Could you edit the Bahrain causeway post, giving it again starting with "Bahrain - Good" and going on through "others are not.", with "King Fahd Causeway" changed to "Saudi-Bahrain Causeway"?
--- start Article ---
Tuesday 7 October 2014

Bahrain - Good Intentions & Bad Habits

Monday morning.

I had arranged to do a favour for two colleagues, one of who is over in the UK, the other stuck in Riyadh.

It involved a hop over to Bahrain.

The two kingdoms are linked by the King Fahd Causeway. Built in the 1980’s, it is currently the only land link to Bahrain, although a new project to build a second bridge has been confirmed that will link Bahrain to Qatar to the south (as you all know, Qatar is the current hub of all construction development know that Dubai has slowed down).

The causeway is sixteen miles long with three lanes in each direction and about half a million check points where you have to pay tolls, have your passport and visa checked, where women have to lift their veil and you have the opportunity to visit the Mosque, McDonalds and Costa Coffee. Many of these stops are compulsory, others are not.

For a time, the causeway was best known for being the longest bridge in the World, but China, Thailand and the USA have topped their construction up with Viagra and it now currently only ranks at number 20. In time, other corporate hard-ons will make it droop, flaccid, lanky and impotent to an even lower place in the standings.

The causeway is now best known for its queues. I’m English, I am conditioned to queue. By default, I like the causeway.

Where I stay, we have built up a good relationship with a fine gentleman named Francis. Francis is a taxi driver with a visa that allows him to travel unmolested outside the kingdom. He is the richest man in Khobar because he spends much of his time hopping over the border at close on 500 SAR a time. Knowing the causeway like a brother, he is always good at anticipating and avoiding the worst queue times.
--- end Article ---
--- start Information supplied ---
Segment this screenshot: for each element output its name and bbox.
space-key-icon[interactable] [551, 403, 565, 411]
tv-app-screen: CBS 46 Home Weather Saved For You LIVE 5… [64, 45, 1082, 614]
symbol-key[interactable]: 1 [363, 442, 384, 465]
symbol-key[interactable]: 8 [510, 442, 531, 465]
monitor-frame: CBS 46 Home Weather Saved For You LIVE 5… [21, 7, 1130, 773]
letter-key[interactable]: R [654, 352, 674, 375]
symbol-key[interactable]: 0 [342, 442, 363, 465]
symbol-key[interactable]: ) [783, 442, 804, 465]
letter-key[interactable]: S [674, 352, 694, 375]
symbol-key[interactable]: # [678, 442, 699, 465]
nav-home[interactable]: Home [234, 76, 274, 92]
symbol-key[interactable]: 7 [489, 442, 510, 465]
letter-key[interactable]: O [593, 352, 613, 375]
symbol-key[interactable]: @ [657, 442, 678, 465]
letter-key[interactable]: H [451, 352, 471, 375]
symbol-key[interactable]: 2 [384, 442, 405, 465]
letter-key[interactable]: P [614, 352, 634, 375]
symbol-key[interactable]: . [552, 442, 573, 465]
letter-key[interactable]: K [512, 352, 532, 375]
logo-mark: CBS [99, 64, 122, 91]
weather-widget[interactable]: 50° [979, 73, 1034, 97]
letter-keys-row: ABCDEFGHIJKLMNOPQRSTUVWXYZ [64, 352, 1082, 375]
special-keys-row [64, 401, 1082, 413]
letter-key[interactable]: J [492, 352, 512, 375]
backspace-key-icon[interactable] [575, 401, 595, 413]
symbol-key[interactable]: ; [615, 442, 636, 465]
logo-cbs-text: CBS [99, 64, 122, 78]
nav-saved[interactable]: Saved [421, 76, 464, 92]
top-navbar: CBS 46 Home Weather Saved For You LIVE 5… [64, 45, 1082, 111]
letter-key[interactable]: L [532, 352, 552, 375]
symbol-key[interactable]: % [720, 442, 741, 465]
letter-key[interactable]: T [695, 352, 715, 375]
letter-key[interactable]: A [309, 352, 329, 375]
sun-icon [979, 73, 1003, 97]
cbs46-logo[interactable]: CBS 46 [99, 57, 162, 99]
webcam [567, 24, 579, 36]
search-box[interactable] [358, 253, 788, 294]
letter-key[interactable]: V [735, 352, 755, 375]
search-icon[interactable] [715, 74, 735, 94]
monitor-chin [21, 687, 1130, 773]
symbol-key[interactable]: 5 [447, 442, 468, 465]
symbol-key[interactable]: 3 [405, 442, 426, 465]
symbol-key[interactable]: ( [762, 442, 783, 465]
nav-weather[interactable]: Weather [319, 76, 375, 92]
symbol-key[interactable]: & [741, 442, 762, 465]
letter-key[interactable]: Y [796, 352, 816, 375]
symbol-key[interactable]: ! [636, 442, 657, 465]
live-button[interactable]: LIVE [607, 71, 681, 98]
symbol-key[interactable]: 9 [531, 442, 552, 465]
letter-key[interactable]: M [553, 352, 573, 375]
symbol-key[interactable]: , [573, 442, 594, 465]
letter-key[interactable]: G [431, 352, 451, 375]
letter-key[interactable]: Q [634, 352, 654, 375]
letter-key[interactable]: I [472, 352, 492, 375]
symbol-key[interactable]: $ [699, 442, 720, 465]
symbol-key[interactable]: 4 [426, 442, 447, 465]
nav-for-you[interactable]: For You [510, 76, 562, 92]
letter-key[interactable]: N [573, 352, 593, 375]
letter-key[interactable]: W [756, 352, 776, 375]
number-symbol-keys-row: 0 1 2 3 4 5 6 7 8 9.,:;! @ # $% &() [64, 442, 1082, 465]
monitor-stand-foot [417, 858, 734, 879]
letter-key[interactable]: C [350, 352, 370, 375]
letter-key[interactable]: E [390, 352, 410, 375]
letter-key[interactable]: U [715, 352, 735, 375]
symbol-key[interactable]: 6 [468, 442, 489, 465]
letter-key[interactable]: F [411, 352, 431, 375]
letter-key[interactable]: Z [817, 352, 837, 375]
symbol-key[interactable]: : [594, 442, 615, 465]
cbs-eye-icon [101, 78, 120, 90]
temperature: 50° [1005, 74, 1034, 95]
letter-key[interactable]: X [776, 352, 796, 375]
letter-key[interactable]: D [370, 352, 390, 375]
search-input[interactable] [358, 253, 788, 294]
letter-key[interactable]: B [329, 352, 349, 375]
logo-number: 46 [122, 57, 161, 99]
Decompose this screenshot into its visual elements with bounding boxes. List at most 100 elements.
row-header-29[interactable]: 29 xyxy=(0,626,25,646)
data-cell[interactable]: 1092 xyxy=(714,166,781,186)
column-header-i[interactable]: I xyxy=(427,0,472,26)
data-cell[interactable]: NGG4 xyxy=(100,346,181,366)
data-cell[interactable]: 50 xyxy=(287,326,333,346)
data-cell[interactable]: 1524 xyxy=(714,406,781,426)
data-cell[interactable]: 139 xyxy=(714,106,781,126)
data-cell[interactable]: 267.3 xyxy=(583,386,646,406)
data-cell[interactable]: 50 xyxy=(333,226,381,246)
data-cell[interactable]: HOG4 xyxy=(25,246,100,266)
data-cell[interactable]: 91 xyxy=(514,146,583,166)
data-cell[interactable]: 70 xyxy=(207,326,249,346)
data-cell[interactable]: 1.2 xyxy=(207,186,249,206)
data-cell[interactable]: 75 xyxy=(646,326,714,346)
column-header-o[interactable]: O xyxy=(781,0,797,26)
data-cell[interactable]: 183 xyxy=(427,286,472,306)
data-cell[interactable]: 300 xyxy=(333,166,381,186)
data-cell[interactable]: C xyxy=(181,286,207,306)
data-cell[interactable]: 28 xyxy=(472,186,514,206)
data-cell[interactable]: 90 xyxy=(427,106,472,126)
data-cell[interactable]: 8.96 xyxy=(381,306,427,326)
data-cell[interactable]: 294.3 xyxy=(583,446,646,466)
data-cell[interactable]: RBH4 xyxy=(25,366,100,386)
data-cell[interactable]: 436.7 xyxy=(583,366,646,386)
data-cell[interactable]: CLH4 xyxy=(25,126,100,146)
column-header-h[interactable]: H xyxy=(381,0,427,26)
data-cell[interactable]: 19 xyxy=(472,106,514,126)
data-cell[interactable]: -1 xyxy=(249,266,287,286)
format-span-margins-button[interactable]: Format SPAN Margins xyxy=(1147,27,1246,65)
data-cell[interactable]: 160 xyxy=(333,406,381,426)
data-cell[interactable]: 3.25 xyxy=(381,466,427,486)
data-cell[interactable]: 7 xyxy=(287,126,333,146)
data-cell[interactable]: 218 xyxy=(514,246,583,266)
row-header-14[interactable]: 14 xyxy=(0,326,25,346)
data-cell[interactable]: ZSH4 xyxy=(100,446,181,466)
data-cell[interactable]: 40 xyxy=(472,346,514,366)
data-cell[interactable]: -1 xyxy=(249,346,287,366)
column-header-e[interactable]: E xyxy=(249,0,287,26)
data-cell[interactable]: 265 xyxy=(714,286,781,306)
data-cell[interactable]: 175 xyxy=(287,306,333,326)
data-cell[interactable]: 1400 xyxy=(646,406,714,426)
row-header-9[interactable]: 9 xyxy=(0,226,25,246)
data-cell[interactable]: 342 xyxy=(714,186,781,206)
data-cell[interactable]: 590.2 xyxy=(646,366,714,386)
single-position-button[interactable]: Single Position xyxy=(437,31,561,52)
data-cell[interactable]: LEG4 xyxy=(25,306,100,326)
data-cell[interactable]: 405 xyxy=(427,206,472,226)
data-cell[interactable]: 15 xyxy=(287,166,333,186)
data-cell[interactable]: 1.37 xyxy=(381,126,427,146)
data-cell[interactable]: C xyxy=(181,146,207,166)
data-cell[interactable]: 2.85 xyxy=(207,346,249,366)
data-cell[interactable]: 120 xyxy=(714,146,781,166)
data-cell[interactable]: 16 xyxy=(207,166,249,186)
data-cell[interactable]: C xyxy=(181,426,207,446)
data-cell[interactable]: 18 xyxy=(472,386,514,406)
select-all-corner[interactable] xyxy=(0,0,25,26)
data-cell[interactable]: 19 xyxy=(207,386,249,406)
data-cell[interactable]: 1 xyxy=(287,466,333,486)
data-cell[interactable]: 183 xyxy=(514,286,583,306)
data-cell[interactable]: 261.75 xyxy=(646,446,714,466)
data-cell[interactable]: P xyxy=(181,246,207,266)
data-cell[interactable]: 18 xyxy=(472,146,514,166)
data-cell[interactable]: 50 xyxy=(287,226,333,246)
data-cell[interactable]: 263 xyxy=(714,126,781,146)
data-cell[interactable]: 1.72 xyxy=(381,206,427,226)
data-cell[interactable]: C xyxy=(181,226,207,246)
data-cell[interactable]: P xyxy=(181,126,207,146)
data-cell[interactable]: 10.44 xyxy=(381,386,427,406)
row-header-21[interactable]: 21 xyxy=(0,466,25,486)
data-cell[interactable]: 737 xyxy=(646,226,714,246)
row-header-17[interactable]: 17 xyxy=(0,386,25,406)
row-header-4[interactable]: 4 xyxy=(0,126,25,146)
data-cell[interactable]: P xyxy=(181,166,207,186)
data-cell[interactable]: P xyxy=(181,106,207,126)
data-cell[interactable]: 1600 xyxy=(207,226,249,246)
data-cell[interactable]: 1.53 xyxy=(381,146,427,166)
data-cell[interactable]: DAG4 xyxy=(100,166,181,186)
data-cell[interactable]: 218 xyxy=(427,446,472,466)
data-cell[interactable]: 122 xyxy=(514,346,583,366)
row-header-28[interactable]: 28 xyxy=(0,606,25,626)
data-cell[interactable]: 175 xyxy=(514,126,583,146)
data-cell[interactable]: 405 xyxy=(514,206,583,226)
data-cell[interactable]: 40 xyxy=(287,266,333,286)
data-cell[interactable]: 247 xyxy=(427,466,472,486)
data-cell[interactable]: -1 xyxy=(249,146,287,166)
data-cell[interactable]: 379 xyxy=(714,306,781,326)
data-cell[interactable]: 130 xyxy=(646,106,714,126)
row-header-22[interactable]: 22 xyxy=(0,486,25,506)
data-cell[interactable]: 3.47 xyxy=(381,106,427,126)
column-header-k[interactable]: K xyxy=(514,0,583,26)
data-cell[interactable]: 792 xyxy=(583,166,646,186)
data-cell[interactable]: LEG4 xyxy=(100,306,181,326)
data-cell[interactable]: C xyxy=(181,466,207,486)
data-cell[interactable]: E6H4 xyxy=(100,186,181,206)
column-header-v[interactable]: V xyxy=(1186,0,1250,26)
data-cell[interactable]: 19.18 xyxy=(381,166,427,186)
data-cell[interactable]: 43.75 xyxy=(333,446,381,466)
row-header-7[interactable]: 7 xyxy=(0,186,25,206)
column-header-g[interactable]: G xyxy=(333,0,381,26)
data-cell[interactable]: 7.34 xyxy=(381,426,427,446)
--- end Information supplied ---
Answer to this problem:
Bahrain - Good Intentions & Bad Habits

Monday morning.

I had arranged to do a favour for two colleagues, one of who is over in the UK, the other stuck in Riyadh.

It involved a hop over to Bahrain.

The two kingdoms are linked by the Saudi-Bahrain Causeway. Built in the 1980’s, it is currently the only land link to Bahrain, although a new project to build a second bridge has been confirmed that will link Bahrain to Qatar to the south (as you all know, Qatar is the current hub of all construction development know that Dubai has slowed down).

The causeway is sixteen miles long with three lanes in each direction and about half a million check points where you have to pay tolls, have your passport and visa checked, where women have to lift their veil and you have the opportunity to visit the Mosque, McDonalds and Costa Coffee. Many of these stops are compulsory, others are not.